INSTRUCTIONS FOR THE TASK
Print all of the lines exactly. Any picture among them stays out.

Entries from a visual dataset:
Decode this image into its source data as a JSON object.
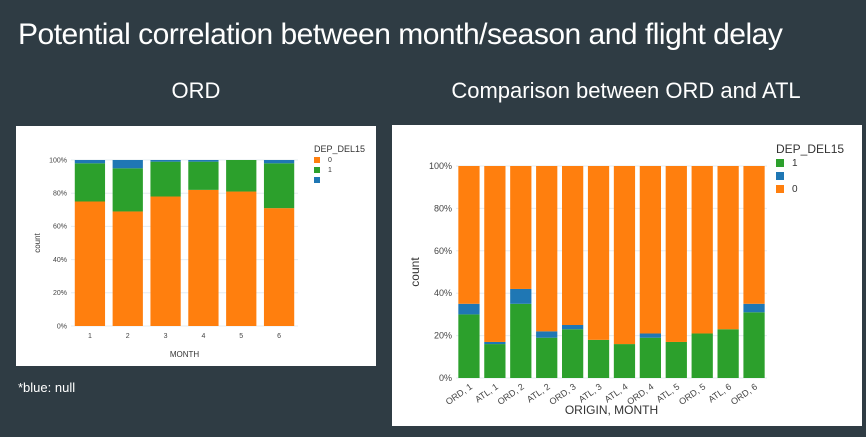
{
  "slide": {
    "title": "Potential correlation between month/season and flight delay",
    "left_heading": "ORD",
    "right_heading": "Comparison between ORD and ATL",
    "note": "*blue: null"
  },
  "colors": {
    "zero": "#ff7f0e",
    "one": "#2ca02c",
    "null": "#1f77b4"
  },
  "chart_data": [
    {
      "type": "bar",
      "stacked": true,
      "xlabel": "MONTH",
      "ylabel": "count",
      "ylim": [
        0,
        100
      ],
      "yticks": [
        "0%",
        "20%",
        "40%",
        "60%",
        "80%",
        "100%"
      ],
      "categories": [
        "1",
        "2",
        "3",
        "4",
        "5",
        "6"
      ],
      "legend": {
        "title": "DEP_DEL15",
        "entries": [
          "0",
          "1",
          ""
        ],
        "placement": "top-right"
      },
      "series": [
        {
          "name": "0",
          "color": "#ff7f0e",
          "values": [
            75,
            69,
            78,
            82,
            81,
            71
          ]
        },
        {
          "name": "1",
          "color": "#2ca02c",
          "values": [
            23,
            26,
            21,
            17,
            19,
            27
          ]
        },
        {
          "name": "",
          "color": "#1f77b4",
          "values": [
            2,
            5,
            1,
            1,
            0,
            2
          ]
        }
      ]
    },
    {
      "type": "bar",
      "stacked": true,
      "xlabel": "ORIGIN, MONTH",
      "ylabel": "count",
      "ylim": [
        0,
        100
      ],
      "yticks": [
        "0%",
        "20%",
        "40%",
        "60%",
        "80%",
        "100%"
      ],
      "categories": [
        "ORD, 1",
        "ATL, 1",
        "ORD, 2",
        "ATL, 2",
        "ORD, 3",
        "ATL, 3",
        "ATL, 4",
        "ORD, 4",
        "ATL, 5",
        "ORD, 5",
        "ATL, 6",
        "ORD, 6"
      ],
      "legend": {
        "title": "DEP_DEL15",
        "entries": [
          "1",
          "",
          "0"
        ],
        "placement": "top-right"
      },
      "series": [
        {
          "name": "1",
          "color": "#2ca02c",
          "values": [
            30,
            16,
            35,
            19,
            23,
            18,
            16,
            19,
            17,
            21,
            23,
            31
          ]
        },
        {
          "name": "",
          "color": "#1f77b4",
          "values": [
            5,
            1,
            7,
            3,
            2,
            0,
            0,
            2,
            0,
            0,
            0,
            4
          ]
        },
        {
          "name": "0",
          "color": "#ff7f0e",
          "values": [
            65,
            83,
            58,
            78,
            75,
            82,
            84,
            79,
            83,
            79,
            77,
            65
          ]
        }
      ]
    }
  ]
}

REPLY TO THE EXERCISE
Decode this image into its source data as a JSON object.
{
  "slide": {
    "title": "Potential correlation between month/season and flight delay",
    "left_heading": "ORD",
    "right_heading": "Comparison between ORD and ATL",
    "note": "*blue: null"
  },
  "colors": {
    "zero": "#ff7f0e",
    "one": "#2ca02c",
    "null": "#1f77b4"
  },
  "chart_data": [
    {
      "type": "bar",
      "stacked": true,
      "xlabel": "MONTH",
      "ylabel": "count",
      "ylim": [
        0,
        100
      ],
      "yticks": [
        "0%",
        "20%",
        "40%",
        "60%",
        "80%",
        "100%"
      ],
      "categories": [
        "1",
        "2",
        "3",
        "4",
        "5",
        "6"
      ],
      "legend": {
        "title": "DEP_DEL15",
        "entries": [
          "0",
          "1",
          ""
        ],
        "placement": "top-right"
      },
      "series": [
        {
          "name": "0",
          "color": "#ff7f0e",
          "values": [
            75,
            69,
            78,
            82,
            81,
            71
          ]
        },
        {
          "name": "1",
          "color": "#2ca02c",
          "values": [
            23,
            26,
            21,
            17,
            19,
            27
          ]
        },
        {
          "name": "",
          "color": "#1f77b4",
          "values": [
            2,
            5,
            1,
            1,
            0,
            2
          ]
        }
      ]
    },
    {
      "type": "bar",
      "stacked": true,
      "xlabel": "ORIGIN, MONTH",
      "ylabel": "count",
      "ylim": [
        0,
        100
      ],
      "yticks": [
        "0%",
        "20%",
        "40%",
        "60%",
        "80%",
        "100%"
      ],
      "categories": [
        "ORD, 1",
        "ATL, 1",
        "ORD, 2",
        "ATL, 2",
        "ORD, 3",
        "ATL, 3",
        "ATL, 4",
        "ORD, 4",
        "ATL, 5",
        "ORD, 5",
        "ATL, 6",
        "ORD, 6"
      ],
      "legend": {
        "title": "DEP_DEL15",
        "entries": [
          "1",
          "",
          "0"
        ],
        "placement": "top-right"
      },
      "series": [
        {
          "name": "1",
          "color": "#2ca02c",
          "values": [
            30,
            16,
            35,
            19,
            23,
            18,
            16,
            19,
            17,
            21,
            23,
            31
          ]
        },
        {
          "name": "",
          "color": "#1f77b4",
          "values": [
            5,
            1,
            7,
            3,
            2,
            0,
            0,
            2,
            0,
            0,
            0,
            4
          ]
        },
        {
          "name": "0",
          "color": "#ff7f0e",
          "values": [
            65,
            83,
            58,
            78,
            75,
            82,
            84,
            79,
            83,
            79,
            77,
            65
          ]
        }
      ]
    }
  ]
}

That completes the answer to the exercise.